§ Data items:
+===+
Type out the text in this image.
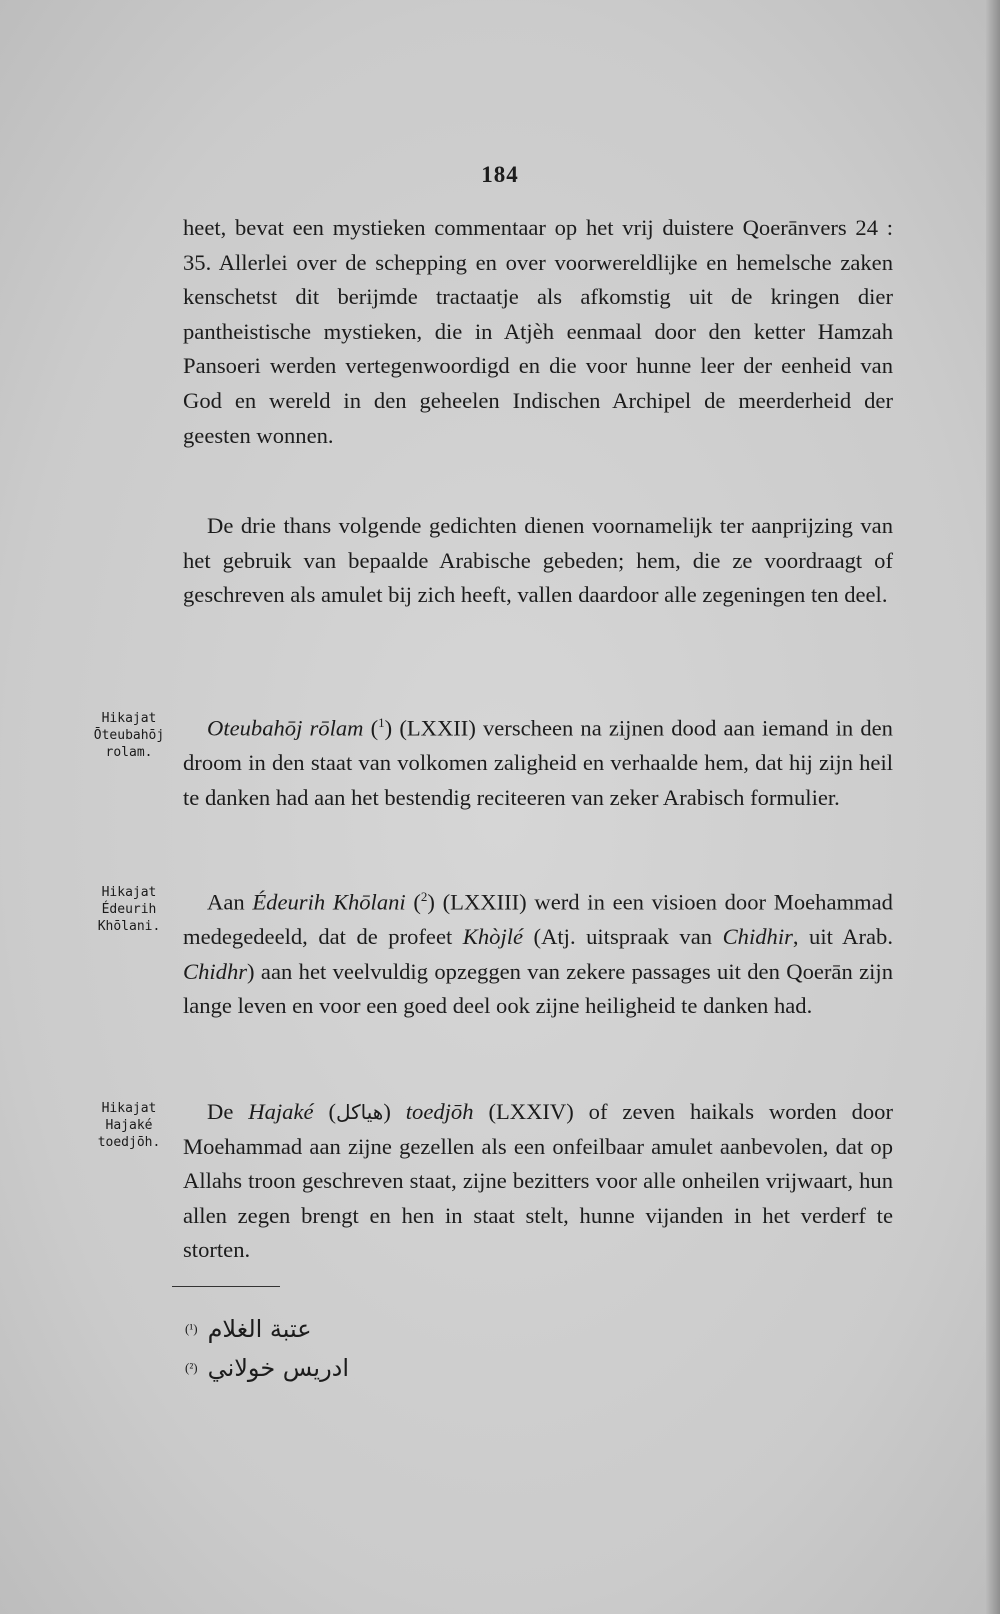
184

heet, bevat een mystieken commentaar op het vrij duistere Qoerānvers 24 : 35. Allerlei over de schepping en over voorwereldlijke en hemelsche zaken kenschetst dit berijmde tractaatje als afkomstig uit de kringen dier pantheistische mystieken, die in Atjèh eenmaal door den ketter Hamzah Pansoeri werden vertegenwoordigd en die voor hunne leer der eenheid van God en wereld in den geheelen Indischen Archipel de meerderheid der geesten wonnen.

De drie thans volgende gedichten dienen voornamelijk ter aanprijzing van het gebruik van bepaalde Arabische gebeden; hem, die ze voordraagt of geschreven als amulet bij zich heeft, vallen daardoor alle zegeningen ten deel.

Hikajat
Ōteubahōj
rolam.

Oteubahōj rōlam ($^1$) (LXXII) verscheen na zijnen dood aan iemand in den droom in den staat van volkomen zaligheid en verhaalde hem, dat hij zijn heil te danken had aan het bestendig reciteeren van zeker Arabisch formulier.

Hikajat
Édeurih
Khōlani.

Aan Édeurih Khōlani ($^2$) (LXXIII) werd in een visioen door Moehammad medegedeeld, dat de profeet Khòjlé (Atj. uitspraak van Chidhir, uit Arab. Chidhr) aan het veelvuldig opzeggen van zekere passages uit den Qoerān zijn lange leven en voor een goed deel ook zijne heiligheid te danken had.

Hikajat
Hajaké
toedjōh.

De Hajaké (هياكل) toedjōh (LXXIV) of zeven haikals worden door Moehammad aan zijne gezellen als een onfeilbaar amulet aanbevolen, dat op Allahs troon geschreven staat, zijne bezitters voor alle onheilen vrijwaart, hun allen zegen brengt en hen in staat stelt, hunne vijanden in het verderf te storten.

(¹) عتبة الغلام
(²) ادريس خولاني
+===+
§ Task to carry out:
Copy every record character for character. Skip the pictures.

§ Exercise response:
Type out the text in this image.
184

heet, bevat een mystieken commentaar op het vrij duistere Qoerānvers 24 : 35. Allerlei over de schepping en over voorwereldlijke en hemelsche zaken kenschetst dit berijmde tractaatje als afkomstig uit de kringen dier pantheistische mystieken, die in Atjèh eenmaal door den ketter Hamzah Pansoeri werden vertegenwoordigd en die voor hunne leer der eenheid van God en wereld in den geheelen Indischen Archipel de meerderheid der geesten wonnen.

De drie thans volgende gedichten dienen voornamelijk ter aanprijzing van het gebruik van bepaalde Arabische gebeden; hem, die ze voordraagt of geschreven als amulet bij zich heeft, vallen daardoor alle zegeningen ten deel.

Hikajat
Ōteubahōj
rolam.

Oteubahōj rōlam ($^1$) (LXXII) verscheen na zijnen dood aan iemand in den droom in den staat van volkomen zaligheid en verhaalde hem, dat hij zijn heil te danken had aan het bestendig reciteeren van zeker Arabisch formulier.

Hikajat
Édeurih
Khōlani.

Aan Édeurih Khōlani ($^2$) (LXXIII) werd in een visioen door Moehammad medegedeeld, dat de profeet Khòjlé (Atj. uitspraak van Chidhir, uit Arab. Chidhr) aan het veelvuldig opzeggen van zekere passages uit den Qoerān zijn lange leven en voor een goed deel ook zijne heiligheid te danken had.

Hikajat
Hajaké
toedjōh.

De Hajaké (هياكل) toedjōh (LXXIV) of zeven haikals worden door Moehammad aan zijne gezellen als een onfeilbaar amulet aanbevolen, dat op Allahs troon geschreven staat, zijne bezitters voor alle onheilen vrijwaart, hun allen zegen brengt en hen in staat stelt, hunne vijanden in het verderf te storten.

(¹) عتبة الغلام
(²) ادريس خولاني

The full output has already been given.